■ **Information shown**
## Begin

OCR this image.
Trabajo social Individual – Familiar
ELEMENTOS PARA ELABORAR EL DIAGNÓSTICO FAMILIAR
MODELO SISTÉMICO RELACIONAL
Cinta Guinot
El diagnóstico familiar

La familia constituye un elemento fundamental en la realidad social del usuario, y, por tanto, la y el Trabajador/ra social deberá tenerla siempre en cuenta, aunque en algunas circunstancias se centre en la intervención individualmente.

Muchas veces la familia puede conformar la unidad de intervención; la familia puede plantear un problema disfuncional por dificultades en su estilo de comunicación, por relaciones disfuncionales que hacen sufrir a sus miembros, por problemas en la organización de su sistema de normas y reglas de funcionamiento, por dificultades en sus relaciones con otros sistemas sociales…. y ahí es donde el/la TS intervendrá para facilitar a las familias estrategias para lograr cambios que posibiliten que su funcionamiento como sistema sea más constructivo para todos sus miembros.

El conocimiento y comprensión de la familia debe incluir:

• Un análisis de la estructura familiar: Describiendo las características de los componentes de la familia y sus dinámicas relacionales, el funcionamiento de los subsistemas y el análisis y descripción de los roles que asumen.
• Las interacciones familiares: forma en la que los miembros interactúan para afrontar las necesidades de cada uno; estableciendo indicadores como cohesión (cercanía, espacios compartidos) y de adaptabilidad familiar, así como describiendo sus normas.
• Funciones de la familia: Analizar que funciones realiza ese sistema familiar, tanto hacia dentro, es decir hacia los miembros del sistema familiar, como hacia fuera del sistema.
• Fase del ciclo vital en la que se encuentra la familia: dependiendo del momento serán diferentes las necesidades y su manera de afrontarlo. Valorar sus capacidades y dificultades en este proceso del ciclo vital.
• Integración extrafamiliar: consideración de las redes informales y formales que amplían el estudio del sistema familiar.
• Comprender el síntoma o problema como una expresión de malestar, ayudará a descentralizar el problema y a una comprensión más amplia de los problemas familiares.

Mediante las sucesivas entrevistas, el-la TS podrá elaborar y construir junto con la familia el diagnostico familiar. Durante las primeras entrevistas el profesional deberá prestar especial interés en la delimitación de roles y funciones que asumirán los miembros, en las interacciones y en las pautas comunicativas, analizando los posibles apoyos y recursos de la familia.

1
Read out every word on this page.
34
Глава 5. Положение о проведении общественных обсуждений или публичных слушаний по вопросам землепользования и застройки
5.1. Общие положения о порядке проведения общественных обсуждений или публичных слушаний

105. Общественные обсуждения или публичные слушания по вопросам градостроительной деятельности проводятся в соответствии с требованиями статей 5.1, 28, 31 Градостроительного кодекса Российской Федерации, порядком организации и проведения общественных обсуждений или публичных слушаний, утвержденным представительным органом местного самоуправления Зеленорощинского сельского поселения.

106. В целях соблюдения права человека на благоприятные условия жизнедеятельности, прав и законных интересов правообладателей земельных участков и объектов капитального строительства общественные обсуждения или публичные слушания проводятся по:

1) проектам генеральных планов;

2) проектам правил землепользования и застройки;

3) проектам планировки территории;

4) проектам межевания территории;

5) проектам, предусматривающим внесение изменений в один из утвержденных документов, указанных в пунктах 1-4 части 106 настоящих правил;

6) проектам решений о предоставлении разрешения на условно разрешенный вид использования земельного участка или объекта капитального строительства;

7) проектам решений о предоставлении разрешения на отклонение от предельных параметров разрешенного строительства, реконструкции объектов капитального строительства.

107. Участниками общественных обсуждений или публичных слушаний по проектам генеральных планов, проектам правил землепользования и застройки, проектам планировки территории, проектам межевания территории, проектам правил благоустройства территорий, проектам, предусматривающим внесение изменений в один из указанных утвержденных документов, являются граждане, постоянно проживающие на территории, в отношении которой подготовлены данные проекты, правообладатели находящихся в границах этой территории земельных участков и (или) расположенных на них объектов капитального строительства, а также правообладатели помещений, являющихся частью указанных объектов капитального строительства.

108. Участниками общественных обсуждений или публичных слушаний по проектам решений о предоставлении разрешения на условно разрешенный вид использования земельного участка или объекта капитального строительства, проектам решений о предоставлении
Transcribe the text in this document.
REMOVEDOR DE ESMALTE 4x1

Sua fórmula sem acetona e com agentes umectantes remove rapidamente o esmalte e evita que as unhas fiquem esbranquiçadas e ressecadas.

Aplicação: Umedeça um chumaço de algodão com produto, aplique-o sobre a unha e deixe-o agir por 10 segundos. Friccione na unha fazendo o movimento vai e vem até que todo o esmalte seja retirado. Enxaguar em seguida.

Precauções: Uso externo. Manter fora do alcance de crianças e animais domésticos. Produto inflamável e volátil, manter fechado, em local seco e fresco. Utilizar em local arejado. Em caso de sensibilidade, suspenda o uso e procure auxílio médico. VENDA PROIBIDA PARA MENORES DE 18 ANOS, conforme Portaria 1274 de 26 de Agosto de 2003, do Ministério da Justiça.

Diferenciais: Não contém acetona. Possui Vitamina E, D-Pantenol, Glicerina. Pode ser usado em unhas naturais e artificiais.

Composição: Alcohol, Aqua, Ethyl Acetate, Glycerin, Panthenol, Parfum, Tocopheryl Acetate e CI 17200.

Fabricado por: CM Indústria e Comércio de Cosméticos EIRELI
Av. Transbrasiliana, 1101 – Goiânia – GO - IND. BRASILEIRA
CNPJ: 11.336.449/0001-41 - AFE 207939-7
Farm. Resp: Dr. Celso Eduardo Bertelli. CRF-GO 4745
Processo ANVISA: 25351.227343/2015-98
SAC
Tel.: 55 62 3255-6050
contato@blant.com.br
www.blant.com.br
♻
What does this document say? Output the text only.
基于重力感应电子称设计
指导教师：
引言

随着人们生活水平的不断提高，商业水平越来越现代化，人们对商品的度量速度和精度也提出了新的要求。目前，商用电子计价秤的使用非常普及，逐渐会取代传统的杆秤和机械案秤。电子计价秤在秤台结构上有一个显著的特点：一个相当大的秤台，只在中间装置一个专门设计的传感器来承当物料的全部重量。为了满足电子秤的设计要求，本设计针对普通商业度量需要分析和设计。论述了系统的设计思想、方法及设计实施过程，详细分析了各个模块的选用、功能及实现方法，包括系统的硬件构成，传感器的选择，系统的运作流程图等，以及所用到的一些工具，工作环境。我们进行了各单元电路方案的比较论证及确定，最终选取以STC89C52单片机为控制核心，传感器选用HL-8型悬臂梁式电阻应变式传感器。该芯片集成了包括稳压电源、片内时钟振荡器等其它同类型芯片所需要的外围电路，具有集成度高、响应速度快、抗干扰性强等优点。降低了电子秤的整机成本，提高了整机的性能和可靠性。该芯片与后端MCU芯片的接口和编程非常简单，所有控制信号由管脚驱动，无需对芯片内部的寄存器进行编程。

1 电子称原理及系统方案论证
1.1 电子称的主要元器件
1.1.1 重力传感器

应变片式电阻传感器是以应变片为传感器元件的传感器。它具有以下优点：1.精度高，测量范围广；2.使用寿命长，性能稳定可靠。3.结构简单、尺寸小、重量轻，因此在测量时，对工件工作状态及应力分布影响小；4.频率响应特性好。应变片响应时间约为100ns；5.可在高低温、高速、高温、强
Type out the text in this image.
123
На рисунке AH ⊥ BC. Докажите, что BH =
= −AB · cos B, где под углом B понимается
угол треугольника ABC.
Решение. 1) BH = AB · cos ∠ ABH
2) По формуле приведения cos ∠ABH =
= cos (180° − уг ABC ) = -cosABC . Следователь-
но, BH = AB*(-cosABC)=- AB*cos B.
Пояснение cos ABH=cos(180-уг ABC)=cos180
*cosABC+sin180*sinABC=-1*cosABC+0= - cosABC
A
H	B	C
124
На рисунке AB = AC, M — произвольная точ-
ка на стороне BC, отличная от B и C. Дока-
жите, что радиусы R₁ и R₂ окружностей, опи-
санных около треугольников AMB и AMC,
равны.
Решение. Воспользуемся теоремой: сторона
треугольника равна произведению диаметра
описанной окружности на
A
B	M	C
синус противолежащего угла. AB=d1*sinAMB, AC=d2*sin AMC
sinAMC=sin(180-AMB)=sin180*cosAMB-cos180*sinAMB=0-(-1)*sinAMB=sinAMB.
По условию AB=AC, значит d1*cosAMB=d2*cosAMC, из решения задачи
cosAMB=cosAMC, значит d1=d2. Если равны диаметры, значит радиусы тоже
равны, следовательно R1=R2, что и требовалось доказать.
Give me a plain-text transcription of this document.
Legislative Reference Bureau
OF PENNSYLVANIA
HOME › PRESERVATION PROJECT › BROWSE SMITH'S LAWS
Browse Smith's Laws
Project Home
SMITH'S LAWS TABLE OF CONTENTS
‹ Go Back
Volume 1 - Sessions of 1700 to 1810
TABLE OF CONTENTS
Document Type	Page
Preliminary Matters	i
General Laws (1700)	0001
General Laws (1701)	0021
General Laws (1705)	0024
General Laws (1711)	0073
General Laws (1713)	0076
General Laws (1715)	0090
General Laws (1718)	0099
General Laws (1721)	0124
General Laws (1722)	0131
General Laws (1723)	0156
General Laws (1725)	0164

## End

■ **Task goal**
Scan the listing above and identify each line holding the string "рисунке"; copy every such line.

■ **Solution to the problem**
На рисунке AH ⊥ BC. Докажите, что BH =
На рисунке AB = AC, M — произвольная точ-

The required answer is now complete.